Gather all lines containing the string "Renouvellements" and copy them out.

* START *

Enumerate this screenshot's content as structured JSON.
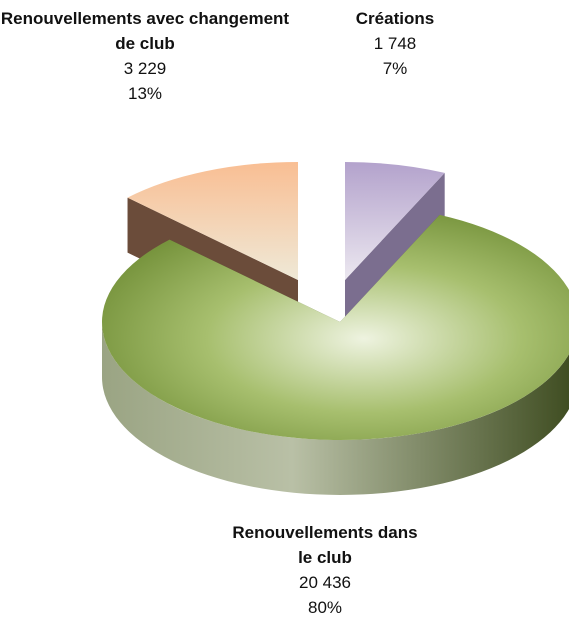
{
  "chart_data": {
    "type": "pie",
    "categories": [
      "Créations",
      "Renouvellements dans le club",
      "Renouvellements avec changement de club"
    ],
    "values": [
      1748,
      20436,
      3229
    ],
    "value_labels": [
      "1 748",
      "20 436",
      "3 229"
    ],
    "percentages": [
      7,
      80,
      13
    ],
    "percentage_labels": [
      "7%",
      "80%",
      "13%"
    ],
    "colors": [
      "#b7a6cf",
      "#76933c",
      "#f9be93"
    ],
    "side_colors": [
      "#7b6e8f",
      "#4f6128",
      "#6b4c3a"
    ]
  }
}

* END *

### [Solved problem]
      "Renouvellements dans le club",
      "Renouvellements avec changement de club"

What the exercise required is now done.